> [What needs to be done] Rewrite the records from their start through the line containing "stat-value: +23% [1114,249,1451,371]", replacing "y-tick-label" with "y-axis-tick" and leaving everything else unchanged.
··· Data for this exercise
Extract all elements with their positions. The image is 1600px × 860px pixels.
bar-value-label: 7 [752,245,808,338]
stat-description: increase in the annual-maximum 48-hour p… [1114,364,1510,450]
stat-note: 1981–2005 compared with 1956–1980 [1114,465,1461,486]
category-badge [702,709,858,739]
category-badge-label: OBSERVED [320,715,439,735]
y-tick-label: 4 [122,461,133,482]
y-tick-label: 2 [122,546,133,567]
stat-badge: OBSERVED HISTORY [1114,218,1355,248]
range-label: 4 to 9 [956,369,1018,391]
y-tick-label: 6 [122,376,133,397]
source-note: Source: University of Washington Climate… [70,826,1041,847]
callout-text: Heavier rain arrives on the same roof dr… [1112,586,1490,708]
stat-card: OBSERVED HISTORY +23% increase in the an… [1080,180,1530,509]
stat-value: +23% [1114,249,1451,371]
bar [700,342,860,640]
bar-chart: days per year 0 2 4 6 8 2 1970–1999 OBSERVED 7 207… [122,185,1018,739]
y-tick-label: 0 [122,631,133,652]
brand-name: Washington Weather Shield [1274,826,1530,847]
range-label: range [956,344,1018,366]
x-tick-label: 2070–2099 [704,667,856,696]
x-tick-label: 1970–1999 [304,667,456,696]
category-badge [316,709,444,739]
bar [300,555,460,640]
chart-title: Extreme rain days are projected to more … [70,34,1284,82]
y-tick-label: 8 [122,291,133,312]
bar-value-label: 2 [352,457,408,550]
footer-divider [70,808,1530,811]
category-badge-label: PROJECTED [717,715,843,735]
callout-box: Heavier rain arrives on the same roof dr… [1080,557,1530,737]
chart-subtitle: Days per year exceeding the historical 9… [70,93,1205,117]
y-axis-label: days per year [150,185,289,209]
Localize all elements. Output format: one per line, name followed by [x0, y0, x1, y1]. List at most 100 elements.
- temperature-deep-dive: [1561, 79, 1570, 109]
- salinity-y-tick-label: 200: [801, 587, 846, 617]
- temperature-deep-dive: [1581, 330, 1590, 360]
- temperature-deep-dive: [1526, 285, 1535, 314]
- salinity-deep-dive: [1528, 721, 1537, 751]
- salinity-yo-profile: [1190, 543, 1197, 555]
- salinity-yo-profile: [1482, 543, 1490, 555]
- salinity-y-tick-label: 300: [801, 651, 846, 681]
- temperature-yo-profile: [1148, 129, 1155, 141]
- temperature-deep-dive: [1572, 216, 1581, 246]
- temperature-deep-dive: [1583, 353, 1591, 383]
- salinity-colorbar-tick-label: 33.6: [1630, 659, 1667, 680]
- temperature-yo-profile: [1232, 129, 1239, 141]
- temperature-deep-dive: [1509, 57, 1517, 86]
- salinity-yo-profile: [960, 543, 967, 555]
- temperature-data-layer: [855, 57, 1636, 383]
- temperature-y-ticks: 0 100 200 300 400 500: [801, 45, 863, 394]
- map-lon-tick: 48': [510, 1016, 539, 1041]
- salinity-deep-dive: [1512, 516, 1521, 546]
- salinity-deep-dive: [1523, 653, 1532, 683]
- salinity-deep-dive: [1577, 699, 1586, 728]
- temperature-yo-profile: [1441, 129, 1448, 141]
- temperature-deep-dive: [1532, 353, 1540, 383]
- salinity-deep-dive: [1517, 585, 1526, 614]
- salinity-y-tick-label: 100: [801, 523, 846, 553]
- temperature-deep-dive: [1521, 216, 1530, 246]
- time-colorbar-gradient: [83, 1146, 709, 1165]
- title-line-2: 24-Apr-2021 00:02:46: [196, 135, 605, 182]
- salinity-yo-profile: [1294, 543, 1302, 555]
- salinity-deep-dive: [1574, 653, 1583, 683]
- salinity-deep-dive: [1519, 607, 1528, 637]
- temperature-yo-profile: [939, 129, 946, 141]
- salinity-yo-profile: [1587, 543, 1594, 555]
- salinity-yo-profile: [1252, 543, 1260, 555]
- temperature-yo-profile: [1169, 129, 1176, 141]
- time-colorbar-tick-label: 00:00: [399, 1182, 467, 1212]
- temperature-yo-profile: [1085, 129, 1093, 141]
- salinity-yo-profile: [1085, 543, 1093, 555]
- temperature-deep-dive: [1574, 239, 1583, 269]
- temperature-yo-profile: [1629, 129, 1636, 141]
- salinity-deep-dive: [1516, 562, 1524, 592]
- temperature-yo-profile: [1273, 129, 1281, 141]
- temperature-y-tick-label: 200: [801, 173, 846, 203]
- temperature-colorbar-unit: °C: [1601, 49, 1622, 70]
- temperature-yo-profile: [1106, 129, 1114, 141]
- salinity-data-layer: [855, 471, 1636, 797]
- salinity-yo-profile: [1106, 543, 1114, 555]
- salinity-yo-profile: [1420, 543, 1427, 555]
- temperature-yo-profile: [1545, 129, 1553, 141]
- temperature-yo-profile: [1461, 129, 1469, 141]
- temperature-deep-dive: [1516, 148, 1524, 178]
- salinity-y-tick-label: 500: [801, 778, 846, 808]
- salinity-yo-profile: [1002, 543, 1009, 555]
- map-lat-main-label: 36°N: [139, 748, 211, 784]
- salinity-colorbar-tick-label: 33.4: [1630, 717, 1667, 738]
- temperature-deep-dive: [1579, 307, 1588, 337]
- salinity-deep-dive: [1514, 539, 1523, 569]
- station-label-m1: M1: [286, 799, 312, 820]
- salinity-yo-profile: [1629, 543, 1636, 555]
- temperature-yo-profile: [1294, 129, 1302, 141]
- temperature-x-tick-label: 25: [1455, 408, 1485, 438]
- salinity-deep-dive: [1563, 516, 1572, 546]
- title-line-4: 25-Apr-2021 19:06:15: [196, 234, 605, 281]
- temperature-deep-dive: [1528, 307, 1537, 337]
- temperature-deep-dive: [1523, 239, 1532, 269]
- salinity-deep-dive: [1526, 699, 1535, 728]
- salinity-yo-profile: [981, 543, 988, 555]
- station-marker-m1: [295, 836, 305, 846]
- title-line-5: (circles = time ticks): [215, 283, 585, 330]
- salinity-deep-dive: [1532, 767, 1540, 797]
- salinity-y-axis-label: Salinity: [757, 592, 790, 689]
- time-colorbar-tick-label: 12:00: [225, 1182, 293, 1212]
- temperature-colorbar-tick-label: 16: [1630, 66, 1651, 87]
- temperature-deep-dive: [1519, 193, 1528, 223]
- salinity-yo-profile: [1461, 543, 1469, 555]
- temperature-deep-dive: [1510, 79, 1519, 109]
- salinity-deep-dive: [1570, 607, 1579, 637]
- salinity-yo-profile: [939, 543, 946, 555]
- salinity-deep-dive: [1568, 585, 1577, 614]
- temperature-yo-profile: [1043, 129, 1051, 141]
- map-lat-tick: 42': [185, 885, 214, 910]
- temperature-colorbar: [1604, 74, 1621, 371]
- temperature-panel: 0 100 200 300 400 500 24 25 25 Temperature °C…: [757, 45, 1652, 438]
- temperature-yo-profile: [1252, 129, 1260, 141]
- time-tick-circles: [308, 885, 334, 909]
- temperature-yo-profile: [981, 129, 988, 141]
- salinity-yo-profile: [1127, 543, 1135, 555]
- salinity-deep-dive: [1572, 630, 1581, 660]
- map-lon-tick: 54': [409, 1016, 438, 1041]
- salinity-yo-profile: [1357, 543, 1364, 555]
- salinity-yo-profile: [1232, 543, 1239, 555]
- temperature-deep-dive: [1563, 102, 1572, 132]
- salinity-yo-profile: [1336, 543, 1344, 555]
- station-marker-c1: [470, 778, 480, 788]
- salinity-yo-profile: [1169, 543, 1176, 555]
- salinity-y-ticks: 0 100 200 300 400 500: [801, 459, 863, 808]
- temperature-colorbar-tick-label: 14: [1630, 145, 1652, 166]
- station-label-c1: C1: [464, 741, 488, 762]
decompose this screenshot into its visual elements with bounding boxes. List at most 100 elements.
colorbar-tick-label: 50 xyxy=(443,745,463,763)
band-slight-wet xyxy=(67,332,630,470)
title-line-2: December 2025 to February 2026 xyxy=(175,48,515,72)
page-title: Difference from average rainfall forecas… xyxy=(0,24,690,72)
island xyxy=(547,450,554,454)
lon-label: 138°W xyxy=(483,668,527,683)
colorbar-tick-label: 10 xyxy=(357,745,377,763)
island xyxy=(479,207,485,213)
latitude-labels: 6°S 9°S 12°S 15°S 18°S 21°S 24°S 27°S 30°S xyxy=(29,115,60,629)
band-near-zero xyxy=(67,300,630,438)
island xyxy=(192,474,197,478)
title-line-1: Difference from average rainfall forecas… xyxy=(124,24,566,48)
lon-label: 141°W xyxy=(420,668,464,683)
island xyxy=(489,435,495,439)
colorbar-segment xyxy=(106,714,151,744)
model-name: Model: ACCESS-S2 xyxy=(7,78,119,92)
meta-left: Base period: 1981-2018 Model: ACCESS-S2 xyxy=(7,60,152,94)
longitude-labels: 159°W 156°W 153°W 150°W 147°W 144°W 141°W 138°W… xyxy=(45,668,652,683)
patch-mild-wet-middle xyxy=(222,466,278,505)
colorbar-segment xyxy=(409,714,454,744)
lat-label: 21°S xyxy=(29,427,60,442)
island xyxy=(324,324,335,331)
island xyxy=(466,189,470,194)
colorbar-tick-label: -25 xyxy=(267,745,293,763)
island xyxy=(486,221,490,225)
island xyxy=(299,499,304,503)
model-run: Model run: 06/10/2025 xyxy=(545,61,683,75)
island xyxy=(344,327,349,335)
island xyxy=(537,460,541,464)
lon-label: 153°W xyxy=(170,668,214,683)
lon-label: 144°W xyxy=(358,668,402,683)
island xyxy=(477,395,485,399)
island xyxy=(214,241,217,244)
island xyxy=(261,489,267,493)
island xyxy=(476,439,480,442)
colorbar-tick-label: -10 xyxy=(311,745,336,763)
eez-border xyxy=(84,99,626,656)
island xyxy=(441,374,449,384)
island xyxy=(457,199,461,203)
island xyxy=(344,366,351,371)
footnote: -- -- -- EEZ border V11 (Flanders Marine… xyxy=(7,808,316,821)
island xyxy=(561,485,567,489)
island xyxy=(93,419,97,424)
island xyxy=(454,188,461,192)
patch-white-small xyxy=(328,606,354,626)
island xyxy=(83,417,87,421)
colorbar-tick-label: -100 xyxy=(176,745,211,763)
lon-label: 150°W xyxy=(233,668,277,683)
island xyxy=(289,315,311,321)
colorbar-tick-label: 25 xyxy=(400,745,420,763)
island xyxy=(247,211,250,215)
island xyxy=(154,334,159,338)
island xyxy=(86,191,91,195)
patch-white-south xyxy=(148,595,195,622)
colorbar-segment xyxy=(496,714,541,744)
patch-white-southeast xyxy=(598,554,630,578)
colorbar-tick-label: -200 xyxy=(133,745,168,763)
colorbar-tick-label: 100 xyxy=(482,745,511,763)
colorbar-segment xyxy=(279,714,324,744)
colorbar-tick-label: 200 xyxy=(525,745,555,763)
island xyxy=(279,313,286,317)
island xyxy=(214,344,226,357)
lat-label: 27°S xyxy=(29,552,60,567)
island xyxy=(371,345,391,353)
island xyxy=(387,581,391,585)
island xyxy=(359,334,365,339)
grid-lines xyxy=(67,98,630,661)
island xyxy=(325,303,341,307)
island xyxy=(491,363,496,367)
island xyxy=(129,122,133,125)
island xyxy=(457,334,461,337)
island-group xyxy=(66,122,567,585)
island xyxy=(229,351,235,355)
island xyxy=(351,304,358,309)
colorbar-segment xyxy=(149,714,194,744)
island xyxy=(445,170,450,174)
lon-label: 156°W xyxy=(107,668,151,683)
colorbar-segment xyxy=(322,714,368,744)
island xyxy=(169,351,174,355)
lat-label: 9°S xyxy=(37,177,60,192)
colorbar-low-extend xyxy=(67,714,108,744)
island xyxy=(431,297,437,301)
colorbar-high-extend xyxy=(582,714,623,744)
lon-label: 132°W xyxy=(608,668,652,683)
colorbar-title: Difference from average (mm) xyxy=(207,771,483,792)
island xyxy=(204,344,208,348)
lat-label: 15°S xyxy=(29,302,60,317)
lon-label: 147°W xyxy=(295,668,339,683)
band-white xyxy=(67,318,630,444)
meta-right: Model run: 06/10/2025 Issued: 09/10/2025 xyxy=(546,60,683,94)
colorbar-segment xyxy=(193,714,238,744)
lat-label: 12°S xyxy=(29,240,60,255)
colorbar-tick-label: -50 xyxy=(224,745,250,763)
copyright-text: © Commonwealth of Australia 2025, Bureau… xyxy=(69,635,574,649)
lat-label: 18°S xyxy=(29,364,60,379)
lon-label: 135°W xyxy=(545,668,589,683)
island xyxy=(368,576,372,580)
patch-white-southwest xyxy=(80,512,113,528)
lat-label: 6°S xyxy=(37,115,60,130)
······
> [Answer below]
Extract all elements with their positions. The image is 1600px × 860px pixels.
bar-value-label: 7 [752,245,808,338]
stat-description: increase in the annual-maximum 48-hour p… [1114,364,1510,450]
stat-note: 1981–2005 compared with 1956–1980 [1114,465,1461,486]
category-badge [702,709,858,739]
category-badge-label: OBSERVED [320,715,439,735]
y-axis-tick: 4 [122,461,133,482]
y-axis-tick: 2 [122,546,133,567]
stat-badge: OBSERVED HISTORY [1114,218,1355,248]
range-label: 4 to 9 [956,369,1018,391]
y-axis-tick: 6 [122,376,133,397]
source-note: Source: University of Washington Climate… [70,826,1041,847]
callout-text: Heavier rain arrives on the same roof dr… [1112,586,1490,708]
stat-card: OBSERVED HISTORY +23% increase in the an… [1080,180,1530,509]
stat-value: +23% [1114,249,1451,371]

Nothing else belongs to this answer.